● TASK DESCRIPTION
The exercise asks you to copy every line below in which "guide" appears.

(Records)
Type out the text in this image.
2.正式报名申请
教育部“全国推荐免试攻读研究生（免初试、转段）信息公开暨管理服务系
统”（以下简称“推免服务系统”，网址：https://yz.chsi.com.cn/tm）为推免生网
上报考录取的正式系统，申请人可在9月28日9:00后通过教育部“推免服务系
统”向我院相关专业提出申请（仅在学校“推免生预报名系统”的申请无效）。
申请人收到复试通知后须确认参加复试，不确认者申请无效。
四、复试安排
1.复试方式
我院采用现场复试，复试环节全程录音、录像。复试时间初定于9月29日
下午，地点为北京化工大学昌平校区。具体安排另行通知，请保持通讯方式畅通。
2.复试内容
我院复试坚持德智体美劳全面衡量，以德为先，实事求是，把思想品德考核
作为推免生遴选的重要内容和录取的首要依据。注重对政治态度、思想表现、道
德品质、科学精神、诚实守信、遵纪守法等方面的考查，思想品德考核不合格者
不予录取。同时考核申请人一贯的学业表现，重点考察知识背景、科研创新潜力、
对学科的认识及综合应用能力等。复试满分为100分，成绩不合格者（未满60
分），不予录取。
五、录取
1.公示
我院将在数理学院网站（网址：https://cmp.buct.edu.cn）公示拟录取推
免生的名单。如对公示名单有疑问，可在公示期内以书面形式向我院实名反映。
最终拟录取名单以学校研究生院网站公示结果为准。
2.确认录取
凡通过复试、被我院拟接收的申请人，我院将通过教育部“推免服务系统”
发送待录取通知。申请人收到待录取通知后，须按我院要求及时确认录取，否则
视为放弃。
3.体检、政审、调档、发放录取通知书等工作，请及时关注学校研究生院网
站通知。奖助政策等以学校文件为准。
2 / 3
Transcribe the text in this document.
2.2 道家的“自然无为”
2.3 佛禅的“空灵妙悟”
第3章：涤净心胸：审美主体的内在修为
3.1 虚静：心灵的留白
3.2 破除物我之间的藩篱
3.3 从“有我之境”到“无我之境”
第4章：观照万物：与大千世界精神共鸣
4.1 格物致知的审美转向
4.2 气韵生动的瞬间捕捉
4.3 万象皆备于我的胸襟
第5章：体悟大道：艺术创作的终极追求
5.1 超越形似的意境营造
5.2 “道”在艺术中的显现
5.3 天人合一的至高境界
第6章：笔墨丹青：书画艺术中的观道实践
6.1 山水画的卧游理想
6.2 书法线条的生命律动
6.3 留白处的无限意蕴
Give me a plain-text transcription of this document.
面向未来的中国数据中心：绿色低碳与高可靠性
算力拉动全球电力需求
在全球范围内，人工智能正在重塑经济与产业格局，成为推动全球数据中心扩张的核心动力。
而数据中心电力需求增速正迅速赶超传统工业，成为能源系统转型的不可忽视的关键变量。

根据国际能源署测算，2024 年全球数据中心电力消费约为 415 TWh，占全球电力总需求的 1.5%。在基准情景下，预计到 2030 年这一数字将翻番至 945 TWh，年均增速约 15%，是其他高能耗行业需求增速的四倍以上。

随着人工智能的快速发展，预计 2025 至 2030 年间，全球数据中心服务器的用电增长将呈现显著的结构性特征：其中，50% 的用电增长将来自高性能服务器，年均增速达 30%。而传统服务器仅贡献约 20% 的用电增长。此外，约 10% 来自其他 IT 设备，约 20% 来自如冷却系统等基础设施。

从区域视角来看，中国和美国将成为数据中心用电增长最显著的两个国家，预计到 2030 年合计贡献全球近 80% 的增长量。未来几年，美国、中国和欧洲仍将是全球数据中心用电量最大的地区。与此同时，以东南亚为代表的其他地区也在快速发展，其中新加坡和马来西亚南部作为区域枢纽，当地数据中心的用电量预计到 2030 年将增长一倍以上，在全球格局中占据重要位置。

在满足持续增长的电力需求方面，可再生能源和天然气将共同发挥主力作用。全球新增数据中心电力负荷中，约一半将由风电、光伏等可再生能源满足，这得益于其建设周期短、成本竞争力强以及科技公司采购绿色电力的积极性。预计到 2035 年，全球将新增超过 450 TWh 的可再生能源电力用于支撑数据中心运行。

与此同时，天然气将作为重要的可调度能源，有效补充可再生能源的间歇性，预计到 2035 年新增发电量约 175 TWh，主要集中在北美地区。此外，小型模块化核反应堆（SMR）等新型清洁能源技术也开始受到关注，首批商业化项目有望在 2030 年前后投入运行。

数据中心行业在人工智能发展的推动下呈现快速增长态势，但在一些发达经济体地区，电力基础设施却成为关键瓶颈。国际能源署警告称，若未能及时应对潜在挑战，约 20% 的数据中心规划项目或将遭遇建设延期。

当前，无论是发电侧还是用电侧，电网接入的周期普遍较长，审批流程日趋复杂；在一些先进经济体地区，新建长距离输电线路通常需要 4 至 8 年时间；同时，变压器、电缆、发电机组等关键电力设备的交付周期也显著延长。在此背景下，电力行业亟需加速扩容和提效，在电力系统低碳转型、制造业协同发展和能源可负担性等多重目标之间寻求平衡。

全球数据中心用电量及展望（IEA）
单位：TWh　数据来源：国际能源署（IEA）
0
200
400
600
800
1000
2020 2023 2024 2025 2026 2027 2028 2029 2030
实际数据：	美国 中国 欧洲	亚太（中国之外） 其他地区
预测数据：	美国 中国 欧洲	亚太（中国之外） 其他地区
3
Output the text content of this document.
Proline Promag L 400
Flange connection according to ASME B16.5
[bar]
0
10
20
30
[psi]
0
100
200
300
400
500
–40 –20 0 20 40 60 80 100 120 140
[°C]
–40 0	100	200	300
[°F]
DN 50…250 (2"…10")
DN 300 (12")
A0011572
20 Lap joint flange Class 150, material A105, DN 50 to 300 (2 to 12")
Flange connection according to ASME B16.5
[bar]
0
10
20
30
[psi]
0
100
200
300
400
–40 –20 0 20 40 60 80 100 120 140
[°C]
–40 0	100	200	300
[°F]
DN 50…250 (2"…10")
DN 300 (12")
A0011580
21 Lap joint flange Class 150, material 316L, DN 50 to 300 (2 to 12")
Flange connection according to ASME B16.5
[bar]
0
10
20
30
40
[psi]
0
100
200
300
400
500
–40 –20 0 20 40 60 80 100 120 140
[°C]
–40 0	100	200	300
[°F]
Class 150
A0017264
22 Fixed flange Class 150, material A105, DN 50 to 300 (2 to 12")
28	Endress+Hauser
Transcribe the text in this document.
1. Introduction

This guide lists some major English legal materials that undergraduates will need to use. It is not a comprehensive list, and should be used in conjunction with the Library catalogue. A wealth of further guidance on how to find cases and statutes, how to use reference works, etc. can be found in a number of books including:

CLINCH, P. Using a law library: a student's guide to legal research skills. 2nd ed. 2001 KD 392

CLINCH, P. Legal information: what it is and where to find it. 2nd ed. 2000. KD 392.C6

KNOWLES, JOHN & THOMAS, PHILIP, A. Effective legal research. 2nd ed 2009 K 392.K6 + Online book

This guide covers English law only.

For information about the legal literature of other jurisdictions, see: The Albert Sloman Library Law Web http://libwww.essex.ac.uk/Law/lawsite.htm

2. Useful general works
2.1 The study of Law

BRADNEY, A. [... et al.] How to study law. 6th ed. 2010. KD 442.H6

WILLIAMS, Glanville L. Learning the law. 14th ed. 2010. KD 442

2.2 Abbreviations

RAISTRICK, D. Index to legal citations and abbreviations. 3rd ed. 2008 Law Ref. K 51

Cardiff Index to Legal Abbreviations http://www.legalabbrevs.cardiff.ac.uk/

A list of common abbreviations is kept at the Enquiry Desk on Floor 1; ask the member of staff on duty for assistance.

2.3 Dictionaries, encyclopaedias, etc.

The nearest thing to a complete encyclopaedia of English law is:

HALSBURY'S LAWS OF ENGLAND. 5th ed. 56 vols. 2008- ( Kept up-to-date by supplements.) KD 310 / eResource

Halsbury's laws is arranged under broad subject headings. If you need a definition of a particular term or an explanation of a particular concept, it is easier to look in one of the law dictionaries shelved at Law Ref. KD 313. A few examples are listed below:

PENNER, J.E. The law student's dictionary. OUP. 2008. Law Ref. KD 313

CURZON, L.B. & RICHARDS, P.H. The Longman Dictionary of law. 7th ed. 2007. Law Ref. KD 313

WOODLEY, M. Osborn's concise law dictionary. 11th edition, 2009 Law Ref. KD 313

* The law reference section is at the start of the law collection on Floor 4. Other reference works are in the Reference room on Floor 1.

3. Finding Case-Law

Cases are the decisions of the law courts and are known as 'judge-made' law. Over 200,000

● SOLVED PROBLEM
This guide lists some major English legal materials that undergraduates will need to use. It is not a comprehensive list, and should be used in conjunction with the Library catalogue. A wealth of further guidance on how to find cases and statutes, how to use reference works, etc. can be found in a number of books including:
CLINCH, P. Using a law library: a student's guide to legal research skills. 2nd ed. 2001 KD 392
This guide covers English law only.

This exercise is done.